• _PROBLEM DETAILS_
All material below is to be reproduced exactly.

Extracts from a graphics dataset:
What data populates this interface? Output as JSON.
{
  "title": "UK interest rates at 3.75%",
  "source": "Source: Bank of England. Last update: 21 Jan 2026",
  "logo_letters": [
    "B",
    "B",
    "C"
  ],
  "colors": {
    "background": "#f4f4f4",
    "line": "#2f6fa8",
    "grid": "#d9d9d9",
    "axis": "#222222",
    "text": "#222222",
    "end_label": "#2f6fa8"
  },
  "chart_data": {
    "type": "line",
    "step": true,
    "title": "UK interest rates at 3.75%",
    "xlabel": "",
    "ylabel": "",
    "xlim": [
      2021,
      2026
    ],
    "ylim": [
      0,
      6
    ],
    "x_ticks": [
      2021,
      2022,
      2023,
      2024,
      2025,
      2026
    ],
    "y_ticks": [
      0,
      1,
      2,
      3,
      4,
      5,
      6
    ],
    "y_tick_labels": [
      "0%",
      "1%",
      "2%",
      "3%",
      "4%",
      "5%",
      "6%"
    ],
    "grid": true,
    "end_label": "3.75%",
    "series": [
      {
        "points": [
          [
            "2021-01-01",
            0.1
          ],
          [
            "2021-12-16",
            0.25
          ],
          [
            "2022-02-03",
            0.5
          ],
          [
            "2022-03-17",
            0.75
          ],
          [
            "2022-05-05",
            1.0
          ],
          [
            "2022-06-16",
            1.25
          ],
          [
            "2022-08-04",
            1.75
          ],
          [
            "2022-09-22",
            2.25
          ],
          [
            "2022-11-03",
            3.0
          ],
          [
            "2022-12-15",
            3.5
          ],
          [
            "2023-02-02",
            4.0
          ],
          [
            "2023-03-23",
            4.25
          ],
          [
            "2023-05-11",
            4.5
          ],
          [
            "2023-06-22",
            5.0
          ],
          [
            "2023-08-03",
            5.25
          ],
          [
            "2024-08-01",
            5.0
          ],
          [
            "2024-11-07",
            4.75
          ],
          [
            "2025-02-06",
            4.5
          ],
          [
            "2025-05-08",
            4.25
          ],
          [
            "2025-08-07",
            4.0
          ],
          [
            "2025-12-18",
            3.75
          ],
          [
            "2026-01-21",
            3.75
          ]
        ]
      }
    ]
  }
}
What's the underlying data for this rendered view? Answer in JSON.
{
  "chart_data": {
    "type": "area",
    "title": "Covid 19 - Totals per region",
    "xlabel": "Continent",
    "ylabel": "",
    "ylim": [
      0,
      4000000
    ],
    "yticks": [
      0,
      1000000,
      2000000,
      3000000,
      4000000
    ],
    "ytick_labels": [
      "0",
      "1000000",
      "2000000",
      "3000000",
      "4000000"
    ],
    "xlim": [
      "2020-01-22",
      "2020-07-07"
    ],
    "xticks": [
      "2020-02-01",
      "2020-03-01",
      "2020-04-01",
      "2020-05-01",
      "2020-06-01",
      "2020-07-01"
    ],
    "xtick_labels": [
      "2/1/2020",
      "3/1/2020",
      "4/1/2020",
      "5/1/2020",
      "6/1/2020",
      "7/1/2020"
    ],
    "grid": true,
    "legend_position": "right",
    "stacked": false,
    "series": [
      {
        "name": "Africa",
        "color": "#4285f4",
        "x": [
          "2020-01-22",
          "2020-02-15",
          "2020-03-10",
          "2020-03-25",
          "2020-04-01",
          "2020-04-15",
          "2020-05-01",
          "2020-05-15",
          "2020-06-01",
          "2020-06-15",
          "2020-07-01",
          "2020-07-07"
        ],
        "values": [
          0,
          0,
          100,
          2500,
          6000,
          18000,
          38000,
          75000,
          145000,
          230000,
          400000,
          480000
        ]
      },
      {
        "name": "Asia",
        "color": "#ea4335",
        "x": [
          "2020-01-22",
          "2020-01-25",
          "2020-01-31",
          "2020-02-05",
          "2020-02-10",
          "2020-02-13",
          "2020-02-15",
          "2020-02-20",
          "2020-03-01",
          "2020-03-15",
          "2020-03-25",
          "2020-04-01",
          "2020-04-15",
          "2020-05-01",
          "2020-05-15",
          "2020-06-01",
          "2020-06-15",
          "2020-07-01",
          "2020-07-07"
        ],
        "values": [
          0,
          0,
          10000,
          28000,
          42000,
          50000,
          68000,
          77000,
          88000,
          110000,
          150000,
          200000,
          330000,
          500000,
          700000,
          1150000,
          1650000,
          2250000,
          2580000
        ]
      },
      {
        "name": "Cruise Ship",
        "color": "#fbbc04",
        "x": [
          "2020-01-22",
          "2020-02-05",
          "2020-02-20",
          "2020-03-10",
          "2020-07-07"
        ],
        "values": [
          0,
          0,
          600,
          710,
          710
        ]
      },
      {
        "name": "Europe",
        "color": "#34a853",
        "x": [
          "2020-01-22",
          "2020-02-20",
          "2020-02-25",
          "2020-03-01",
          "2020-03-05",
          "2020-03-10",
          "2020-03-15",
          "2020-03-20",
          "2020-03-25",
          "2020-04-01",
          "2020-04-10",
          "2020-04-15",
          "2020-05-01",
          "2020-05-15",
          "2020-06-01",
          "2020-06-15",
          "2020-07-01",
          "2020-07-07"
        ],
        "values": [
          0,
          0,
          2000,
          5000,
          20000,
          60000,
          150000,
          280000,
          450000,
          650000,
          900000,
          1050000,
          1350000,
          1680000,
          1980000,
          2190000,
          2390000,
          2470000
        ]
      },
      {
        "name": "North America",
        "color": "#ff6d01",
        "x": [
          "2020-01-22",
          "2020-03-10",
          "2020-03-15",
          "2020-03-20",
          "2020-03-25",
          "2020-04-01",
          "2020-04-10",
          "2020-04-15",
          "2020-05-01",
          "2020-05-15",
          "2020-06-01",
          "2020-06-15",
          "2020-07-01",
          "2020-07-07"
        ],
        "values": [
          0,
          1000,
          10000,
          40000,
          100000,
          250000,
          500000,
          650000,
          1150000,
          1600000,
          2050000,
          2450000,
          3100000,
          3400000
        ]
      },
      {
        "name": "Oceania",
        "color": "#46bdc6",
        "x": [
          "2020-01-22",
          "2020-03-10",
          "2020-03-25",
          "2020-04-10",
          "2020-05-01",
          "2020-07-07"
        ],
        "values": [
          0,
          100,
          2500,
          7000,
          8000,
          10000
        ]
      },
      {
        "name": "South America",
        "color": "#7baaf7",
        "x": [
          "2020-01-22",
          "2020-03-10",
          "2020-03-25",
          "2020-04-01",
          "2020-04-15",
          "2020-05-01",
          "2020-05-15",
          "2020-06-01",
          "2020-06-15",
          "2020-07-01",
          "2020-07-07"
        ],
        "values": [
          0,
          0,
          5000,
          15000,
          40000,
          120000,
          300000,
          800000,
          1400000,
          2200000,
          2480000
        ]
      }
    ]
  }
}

• _TASK OUTPUT_
What data populates this interface? Output as JSON.
{
  "title": "UK interest rates at 3.75%",
  "source": "Source: Bank of England. Last update: 21 Jan 2026",
  "logo_letters": [
    "B",
    "B",
    "C"
  ],
  "colors": {
    "background": "#f4f4f4",
    "line": "#2f6fa8",
    "grid": "#d9d9d9",
    "axis": "#222222",
    "text": "#222222",
    "end_label": "#2f6fa8"
  },
  "chart_data": {
    "type": "line",
    "step": true,
    "title": "UK interest rates at 3.75%",
    "xlabel": "",
    "ylabel": "",
    "xlim": [
      2021,
      2026
    ],
    "ylim": [
      0,
      6
    ],
    "x_ticks": [
      2021,
      2022,
      2023,
      2024,
      2025,
      2026
    ],
    "y_ticks": [
      0,
      1,
      2,
      3,
      4,
      5,
      6
    ],
    "y_tick_labels": [
      "0%",
      "1%",
      "2%",
      "3%",
      "4%",
      "5%",
      "6%"
    ],
    "grid": true,
    "end_label": "3.75%",
    "series": [
      {
        "points": [
          [
            "2021-01-01",
            0.1
          ],
          [
            "2021-12-16",
            0.25
          ],
          [
            "2022-02-03",
            0.5
          ],
          [
            "2022-03-17",
            0.75
          ],
          [
            "2022-05-05",
            1.0
          ],
          [
            "2022-06-16",
            1.25
          ],
          [
            "2022-08-04",
            1.75
          ],
          [
            "2022-09-22",
            2.25
          ],
          [
            "2022-11-03",
            3.0
          ],
          [
            "2022-12-15",
            3.5
          ],
          [
            "2023-02-02",
            4.0
          ],
          [
            "2023-03-23",
            4.25
          ],
          [
            "2023-05-11",
            4.5
          ],
          [
            "2023-06-22",
            5.0
          ],
          [
            "2023-08-03",
            5.25
          ],
          [
            "2024-08-01",
            5.0
          ],
          [
            "2024-11-07",
            4.75
          ],
          [
            "2025-02-06",
            4.5
          ],
          [
            "2025-05-08",
            4.25
          ],
          [
            "2025-08-07",
            4.0
          ],
          [
            "2025-12-18",
            3.75
          ],
          [
            "2026-01-21",
            3.75
          ]
        ]
      }
    ]
  }
}
What's the underlying data for this rendered view? Answer in JSON.
{
  "chart_data": {
    "type": "area",
    "title": "Covid 19 - Totals per region",
    "xlabel": "Continent",
    "ylabel": "",
    "ylim": [
      0,
      4000000
    ],
    "yticks": [
      0,
      1000000,
      2000000,
      3000000,
      4000000
    ],
    "ytick_labels": [
      "0",
      "1000000",
      "2000000",
      "3000000",
      "4000000"
    ],
    "xlim": [
      "2020-01-22",
      "2020-07-07"
    ],
    "xticks": [
      "2020-02-01",
      "2020-03-01",
      "2020-04-01",
      "2020-05-01",
      "2020-06-01",
      "2020-07-01"
    ],
    "xtick_labels": [
      "2/1/2020",
      "3/1/2020",
      "4/1/2020",
      "5/1/2020",
      "6/1/2020",
      "7/1/2020"
    ],
    "grid": true,
    "legend_position": "right",
    "stacked": false,
    "series": [
      {
        "name": "Africa",
        "color": "#4285f4",
        "x": [
          "2020-01-22",
          "2020-02-15",
          "2020-03-10",
          "2020-03-25",
          "2020-04-01",
          "2020-04-15",
          "2020-05-01",
          "2020-05-15",
          "2020-06-01",
          "2020-06-15",
          "2020-07-01",
          "2020-07-07"
        ],
        "values": [
          0,
          0,
          100,
          2500,
          6000,
          18000,
          38000,
          75000,
          145000,
          230000,
          400000,
          480000
        ]
      },
      {
        "name": "Asia",
        "color": "#ea4335",
        "x": [
          "2020-01-22",
          "2020-01-25",
          "2020-01-31",
          "2020-02-05",
          "2020-02-10",
          "2020-02-13",
          "2020-02-15",
          "2020-02-20",
          "2020-03-01",
          "2020-03-15",
          "2020-03-25",
          "2020-04-01",
          "2020-04-15",
          "2020-05-01",
          "2020-05-15",
          "2020-06-01",
          "2020-06-15",
          "2020-07-01",
          "2020-07-07"
        ],
        "values": [
          0,
          0,
          10000,
          28000,
          42000,
          50000,
          68000,
          77000,
          88000,
          110000,
          150000,
          200000,
          330000,
          500000,
          700000,
          1150000,
          1650000,
          2250000,
          2580000
        ]
      },
      {
        "name": "Cruise Ship",
        "color": "#fbbc04",
        "x": [
          "2020-01-22",
          "2020-02-05",
          "2020-02-20",
          "2020-03-10",
          "2020-07-07"
        ],
        "values": [
          0,
          0,
          600,
          710,
          710
        ]
      },
      {
        "name": "Europe",
        "color": "#34a853",
        "x": [
          "2020-01-22",
          "2020-02-20",
          "2020-02-25",
          "2020-03-01",
          "2020-03-05",
          "2020-03-10",
          "2020-03-15",
          "2020-03-20",
          "2020-03-25",
          "2020-04-01",
          "2020-04-10",
          "2020-04-15",
          "2020-05-01",
          "2020-05-15",
          "2020-06-01",
          "2020-06-15",
          "2020-07-01",
          "2020-07-07"
        ],
        "values": [
          0,
          0,
          2000,
          5000,
          20000,
          60000,
          150000,
          280000,
          450000,
          650000,
          900000,
          1050000,
          1350000,
          1680000,
          1980000,
          2190000,
          2390000,
          2470000
        ]
      },
      {
        "name": "North America",
        "color": "#ff6d01",
        "x": [
          "2020-01-22",
          "2020-03-10",
          "2020-03-15",
          "2020-03-20",
          "2020-03-25",
          "2020-04-01",
          "2020-04-10",
          "2020-04-15",
          "2020-05-01",
          "2020-05-15",
          "2020-06-01",
          "2020-06-15",
          "2020-07-01",
          "2020-07-07"
        ],
        "values": [
          0,
          1000,
          10000,
          40000,
          100000,
          250000,
          500000,
          650000,
          1150000,
          1600000,
          2050000,
          2450000,
          3100000,
          3400000
        ]
      },
      {
        "name": "Oceania",
        "color": "#46bdc6",
        "x": [
          "2020-01-22",
          "2020-03-10",
          "2020-03-25",
          "2020-04-10",
          "2020-05-01",
          "2020-07-07"
        ],
        "values": [
          0,
          100,
          2500,
          7000,
          8000,
          10000
        ]
      },
      {
        "name": "South America",
        "color": "#7baaf7",
        "x": [
          "2020-01-22",
          "2020-03-10",
          "2020-03-25",
          "2020-04-01",
          "2020-04-15",
          "2020-05-01",
          "2020-05-15",
          "2020-06-01",
          "2020-06-15",
          "2020-07-01",
          "2020-07-07"
        ],
        "values": [
          0,
          0,
          5000,
          15000,
          40000,
          120000,
          300000,
          800000,
          1400000,
          2200000,
          2480000
        ]
      }
    ]
  }
}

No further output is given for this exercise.